=== RECORDED DATA ===

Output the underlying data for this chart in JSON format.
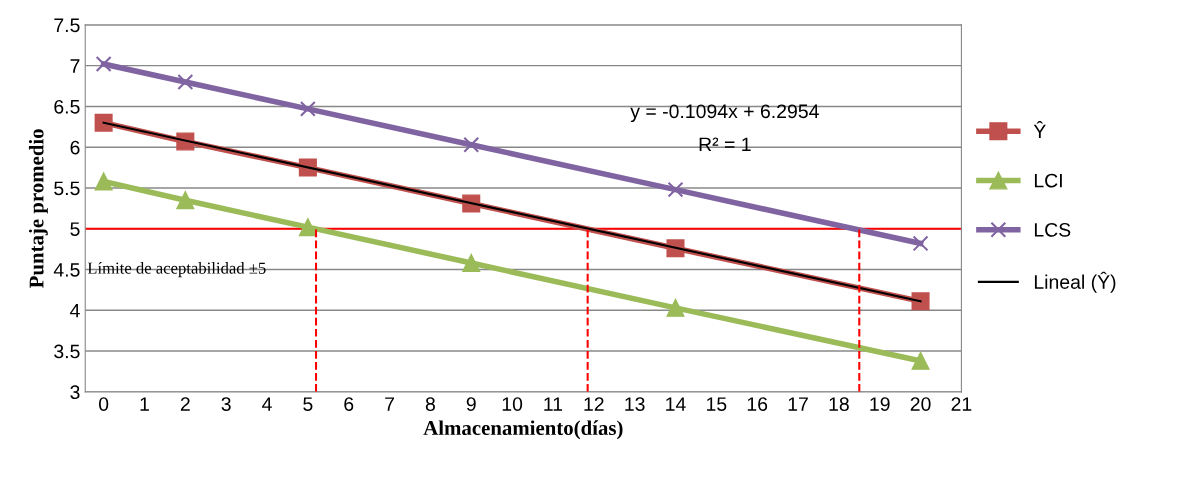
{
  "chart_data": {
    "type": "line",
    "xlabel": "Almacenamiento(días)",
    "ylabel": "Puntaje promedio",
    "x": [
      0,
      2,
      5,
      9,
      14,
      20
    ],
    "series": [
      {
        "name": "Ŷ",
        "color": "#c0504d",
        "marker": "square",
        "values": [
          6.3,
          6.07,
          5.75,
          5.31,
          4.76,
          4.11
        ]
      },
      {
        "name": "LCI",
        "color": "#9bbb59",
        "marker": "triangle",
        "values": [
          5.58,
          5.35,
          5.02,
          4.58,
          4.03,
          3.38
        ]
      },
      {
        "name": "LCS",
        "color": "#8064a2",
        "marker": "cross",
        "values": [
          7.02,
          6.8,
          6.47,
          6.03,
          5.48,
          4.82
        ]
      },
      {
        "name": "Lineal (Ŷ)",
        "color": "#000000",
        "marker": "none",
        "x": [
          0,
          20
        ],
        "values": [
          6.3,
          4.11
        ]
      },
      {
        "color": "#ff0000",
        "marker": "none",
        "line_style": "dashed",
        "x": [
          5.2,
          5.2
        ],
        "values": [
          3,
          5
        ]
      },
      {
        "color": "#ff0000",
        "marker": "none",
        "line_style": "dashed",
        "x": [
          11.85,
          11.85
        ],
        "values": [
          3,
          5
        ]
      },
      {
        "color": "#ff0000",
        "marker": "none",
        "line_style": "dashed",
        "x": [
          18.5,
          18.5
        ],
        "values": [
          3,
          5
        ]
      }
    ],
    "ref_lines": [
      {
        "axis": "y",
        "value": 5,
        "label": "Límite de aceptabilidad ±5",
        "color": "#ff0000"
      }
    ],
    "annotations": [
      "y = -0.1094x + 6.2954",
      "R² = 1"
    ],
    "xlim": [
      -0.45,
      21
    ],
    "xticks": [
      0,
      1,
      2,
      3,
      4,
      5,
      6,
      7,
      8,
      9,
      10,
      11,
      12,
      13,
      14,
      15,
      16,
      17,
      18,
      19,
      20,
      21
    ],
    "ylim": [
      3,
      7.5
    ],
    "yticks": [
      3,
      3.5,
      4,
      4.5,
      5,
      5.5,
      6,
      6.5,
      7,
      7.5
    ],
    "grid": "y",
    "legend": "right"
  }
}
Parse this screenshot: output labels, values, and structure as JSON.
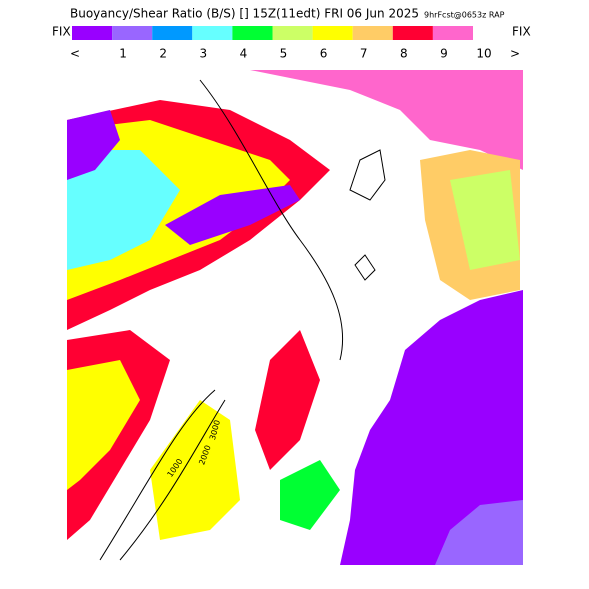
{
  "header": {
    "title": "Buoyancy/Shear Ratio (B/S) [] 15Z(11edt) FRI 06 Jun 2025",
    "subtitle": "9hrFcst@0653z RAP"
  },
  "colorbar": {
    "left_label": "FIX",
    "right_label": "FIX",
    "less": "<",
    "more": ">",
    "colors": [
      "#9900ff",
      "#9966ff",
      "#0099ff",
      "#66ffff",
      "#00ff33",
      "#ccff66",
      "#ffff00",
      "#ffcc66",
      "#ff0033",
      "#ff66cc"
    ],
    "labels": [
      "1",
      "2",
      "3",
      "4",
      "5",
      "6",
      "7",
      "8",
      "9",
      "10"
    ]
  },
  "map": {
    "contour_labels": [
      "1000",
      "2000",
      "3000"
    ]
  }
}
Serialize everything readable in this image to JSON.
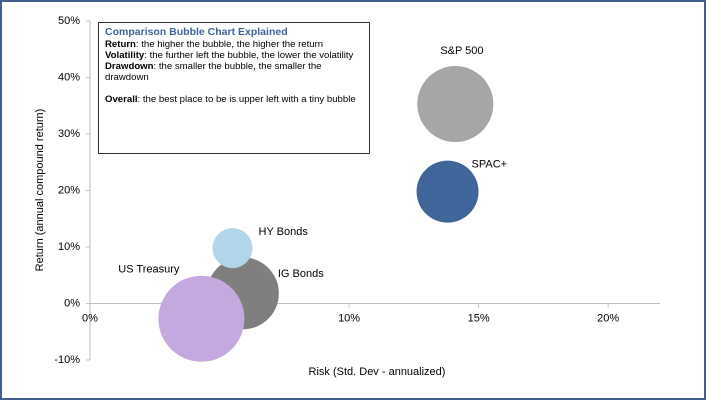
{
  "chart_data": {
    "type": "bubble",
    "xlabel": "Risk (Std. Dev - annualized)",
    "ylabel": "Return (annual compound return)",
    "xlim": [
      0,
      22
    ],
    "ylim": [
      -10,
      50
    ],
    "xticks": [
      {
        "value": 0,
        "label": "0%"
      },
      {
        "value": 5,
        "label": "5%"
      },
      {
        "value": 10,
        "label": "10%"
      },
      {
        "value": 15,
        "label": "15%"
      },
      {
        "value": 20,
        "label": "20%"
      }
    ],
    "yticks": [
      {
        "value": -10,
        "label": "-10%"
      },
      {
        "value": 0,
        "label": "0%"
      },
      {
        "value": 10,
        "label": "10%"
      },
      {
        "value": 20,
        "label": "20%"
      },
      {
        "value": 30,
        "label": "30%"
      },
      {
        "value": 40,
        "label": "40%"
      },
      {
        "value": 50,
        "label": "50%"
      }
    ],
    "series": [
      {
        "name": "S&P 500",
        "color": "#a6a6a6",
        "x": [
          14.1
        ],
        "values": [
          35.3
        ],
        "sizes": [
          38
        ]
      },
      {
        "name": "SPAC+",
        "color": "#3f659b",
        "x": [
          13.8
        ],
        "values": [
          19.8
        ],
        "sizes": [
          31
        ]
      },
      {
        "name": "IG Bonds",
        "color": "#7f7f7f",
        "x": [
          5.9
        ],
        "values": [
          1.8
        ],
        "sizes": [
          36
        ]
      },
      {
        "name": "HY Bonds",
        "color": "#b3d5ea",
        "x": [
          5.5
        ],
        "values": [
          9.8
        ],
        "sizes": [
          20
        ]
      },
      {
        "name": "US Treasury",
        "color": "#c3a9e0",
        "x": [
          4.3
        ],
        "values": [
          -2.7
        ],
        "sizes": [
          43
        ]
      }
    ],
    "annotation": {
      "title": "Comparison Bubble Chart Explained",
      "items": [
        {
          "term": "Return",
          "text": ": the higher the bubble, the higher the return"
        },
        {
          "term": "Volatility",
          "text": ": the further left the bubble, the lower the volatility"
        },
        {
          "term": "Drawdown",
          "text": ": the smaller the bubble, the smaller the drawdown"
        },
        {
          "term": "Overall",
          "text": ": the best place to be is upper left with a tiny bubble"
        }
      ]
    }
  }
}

===

Please repeat the entries exactly. Do not include the pictures.

COMPLETED TASK:
Output the underlying data for this chart in JSON format.
{
  "chart_data": {
    "type": "line",
    "xlabel": "Almacenamiento(días)",
    "ylabel": "Puntaje promedio",
    "x": [
      0,
      2,
      5,
      9,
      14,
      20
    ],
    "series": [
      {
        "name": "Ŷ",
        "color": "#c0504d",
        "marker": "square",
        "values": [
          6.3,
          6.07,
          5.75,
          5.31,
          4.76,
          4.11
        ]
      },
      {
        "name": "LCI",
        "color": "#9bbb59",
        "marker": "triangle",
        "values": [
          5.58,
          5.35,
          5.02,
          4.58,
          4.03,
          3.38
        ]
      },
      {
        "name": "LCS",
        "color": "#8064a2",
        "marker": "cross",
        "values": [
          7.02,
          6.8,
          6.47,
          6.03,
          5.48,
          4.82
        ]
      },
      {
        "name": "Lineal (Ŷ)",
        "color": "#000000",
        "marker": "none",
        "x": [
          0,
          20
        ],
        "values": [
          6.3,
          4.11
        ]
      },
      {
        "color": "#ff0000",
        "marker": "none",
        "line_style": "dashed",
        "x": [
          5.2,
          5.2
        ],
        "values": [
          3,
          5
        ]
      },
      {
        "color": "#ff0000",
        "marker": "none",
        "line_style": "dashed",
        "x": [
          11.85,
          11.85
        ],
        "values": [
          3,
          5
        ]
      },
      {
        "color": "#ff0000",
        "marker": "none",
        "line_style": "dashed",
        "x": [
          18.5,
          18.5
        ],
        "values": [
          3,
          5
        ]
      }
    ],
    "ref_lines": [
      {
        "axis": "y",
        "value": 5,
        "label": "Límite de aceptabilidad ±5",
        "color": "#ff0000"
      }
    ],
    "annotations": [
      "y = -0.1094x + 6.2954",
      "R² = 1"
    ],
    "xlim": [
      -0.45,
      21
    ],
    "xticks": [
      0,
      1,
      2,
      3,
      4,
      5,
      6,
      7,
      8,
      9,
      10,
      11,
      12,
      13,
      14,
      15,
      16,
      17,
      18,
      19,
      20,
      21
    ],
    "ylim": [
      3,
      7.5
    ],
    "yticks": [
      3,
      3.5,
      4,
      4.5,
      5,
      5.5,
      6,
      6.5,
      7,
      7.5
    ],
    "grid": "y",
    "legend": "right"
  }
}
Parse this screenshot: output labels, values, and structure as JSON.
{
  "header": {
    "title": "Buoyancy/Shear Ratio (B/S) [] 15Z(11edt) FRI 06 Jun 2025",
    "subtitle": "9hrFcst@0653z RAP"
  },
  "colorbar": {
    "left_label": "FIX",
    "right_label": "FIX",
    "less": "<",
    "more": ">",
    "colors": [
      "#9900ff",
      "#9966ff",
      "#0099ff",
      "#66ffff",
      "#00ff33",
      "#ccff66",
      "#ffff00",
      "#ffcc66",
      "#ff0033",
      "#ff66cc"
    ],
    "labels": [
      "1",
      "2",
      "3",
      "4",
      "5",
      "6",
      "7",
      "8",
      "9",
      "10"
    ]
  },
  "map": {
    "contour_labels": [
      "1000",
      "2000",
      "3000"
    ]
  }
}
Serialize everything readable in this image to JSON.
{
  "chart_data": {
    "type": "bubble",
    "xlabel": "Risk (Std. Dev - annualized)",
    "ylabel": "Return (annual compound return)",
    "xlim": [
      0,
      22
    ],
    "ylim": [
      -10,
      50
    ],
    "xticks": [
      {
        "value": 0,
        "label": "0%"
      },
      {
        "value": 5,
        "label": "5%"
      },
      {
        "value": 10,
        "label": "10%"
      },
      {
        "value": 15,
        "label": "15%"
      },
      {
        "value": 20,
        "label": "20%"
      }
    ],
    "yticks": [
      {
        "value": -10,
        "label": "-10%"
      },
      {
        "value": 0,
        "label": "0%"
      },
      {
        "value": 10,
        "label": "10%"
      },
      {
        "value": 20,
        "label": "20%"
      },
      {
        "value": 30,
        "label": "30%"
      },
      {
        "value": 40,
        "label": "40%"
      },
      {
        "value": 50,
        "label": "50%"
      }
    ],
    "series": [
      {
        "name": "S&P 500",
        "color": "#a6a6a6",
        "x": [
          14.1
        ],
        "values": [
          35.3
        ],
        "sizes": [
          38
        ]
      },
      {
        "name": "SPAC+",
        "color": "#3f659b",
        "x": [
          13.8
        ],
        "values": [
          19.8
        ],
        "sizes": [
          31
        ]
      },
      {
        "name": "IG Bonds",
        "color": "#7f7f7f",
        "x": [
          5.9
        ],
        "values": [
          1.8
        ],
        "sizes": [
          36
        ]
      },
      {
        "name": "HY Bonds",
        "color": "#b3d5ea",
        "x": [
          5.5
        ],
        "values": [
          9.8
        ],
        "sizes": [
          20
        ]
      },
      {
        "name": "US Treasury",
        "color": "#c3a9e0",
        "x": [
          4.3
        ],
        "values": [
          -2.7
        ],
        "sizes": [
          43
        ]
      }
    ],
    "annotation": {
      "title": "Comparison Bubble Chart Explained",
      "items": [
        {
          "term": "Return",
          "text": ": the higher the bubble, the higher the return"
        },
        {
          "term": "Volatility",
          "text": ": the further left the bubble, the lower the volatility"
        },
        {
          "term": "Drawdown",
          "text": ": the smaller the bubble, the smaller the drawdown"
        },
        {
          "term": "Overall",
          "text": ": the best place to be is upper left with a tiny bubble"
        }
      ]
    }
  }
}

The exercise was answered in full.